— start —

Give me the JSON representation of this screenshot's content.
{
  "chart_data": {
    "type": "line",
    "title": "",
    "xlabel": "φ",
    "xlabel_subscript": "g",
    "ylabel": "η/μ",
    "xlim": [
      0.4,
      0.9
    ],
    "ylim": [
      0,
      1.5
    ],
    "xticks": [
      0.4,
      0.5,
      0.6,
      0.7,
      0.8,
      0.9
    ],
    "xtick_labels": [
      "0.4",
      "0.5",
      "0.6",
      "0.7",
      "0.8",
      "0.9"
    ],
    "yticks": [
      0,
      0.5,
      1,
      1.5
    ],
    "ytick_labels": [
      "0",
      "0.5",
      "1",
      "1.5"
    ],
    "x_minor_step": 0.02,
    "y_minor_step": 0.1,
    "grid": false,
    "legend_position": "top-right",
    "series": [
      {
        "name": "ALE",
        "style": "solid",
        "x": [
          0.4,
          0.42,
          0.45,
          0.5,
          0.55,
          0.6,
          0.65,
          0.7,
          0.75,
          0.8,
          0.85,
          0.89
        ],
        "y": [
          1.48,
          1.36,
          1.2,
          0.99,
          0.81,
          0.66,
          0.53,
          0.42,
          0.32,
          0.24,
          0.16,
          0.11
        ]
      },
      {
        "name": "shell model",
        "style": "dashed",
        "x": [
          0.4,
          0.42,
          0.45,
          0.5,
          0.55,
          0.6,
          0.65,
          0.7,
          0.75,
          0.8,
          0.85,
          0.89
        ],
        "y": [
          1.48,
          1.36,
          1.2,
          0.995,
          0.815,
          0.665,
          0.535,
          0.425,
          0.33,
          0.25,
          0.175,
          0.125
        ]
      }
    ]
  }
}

— end —

WHAT THE EXERCISE ASKS: Your task is to print the whole listing again exactly.

PROBLEM SOLUTION:
Give me the JSON representation of this screenshot's content.
{
  "chart_data": {
    "type": "line",
    "title": "",
    "xlabel": "φ",
    "xlabel_subscript": "g",
    "ylabel": "η/μ",
    "xlim": [
      0.4,
      0.9
    ],
    "ylim": [
      0,
      1.5
    ],
    "xticks": [
      0.4,
      0.5,
      0.6,
      0.7,
      0.8,
      0.9
    ],
    "xtick_labels": [
      "0.4",
      "0.5",
      "0.6",
      "0.7",
      "0.8",
      "0.9"
    ],
    "yticks": [
      0,
      0.5,
      1,
      1.5
    ],
    "ytick_labels": [
      "0",
      "0.5",
      "1",
      "1.5"
    ],
    "x_minor_step": 0.02,
    "y_minor_step": 0.1,
    "grid": false,
    "legend_position": "top-right",
    "series": [
      {
        "name": "ALE",
        "style": "solid",
        "x": [
          0.4,
          0.42,
          0.45,
          0.5,
          0.55,
          0.6,
          0.65,
          0.7,
          0.75,
          0.8,
          0.85,
          0.89
        ],
        "y": [
          1.48,
          1.36,
          1.2,
          0.99,
          0.81,
          0.66,
          0.53,
          0.42,
          0.32,
          0.24,
          0.16,
          0.11
        ]
      },
      {
        "name": "shell model",
        "style": "dashed",
        "x": [
          0.4,
          0.42,
          0.45,
          0.5,
          0.55,
          0.6,
          0.65,
          0.7,
          0.75,
          0.8,
          0.85,
          0.89
        ],
        "y": [
          1.48,
          1.36,
          1.2,
          0.995,
          0.815,
          0.665,
          0.535,
          0.425,
          0.33,
          0.25,
          0.175,
          0.125
        ]
      }
    ]
  }
}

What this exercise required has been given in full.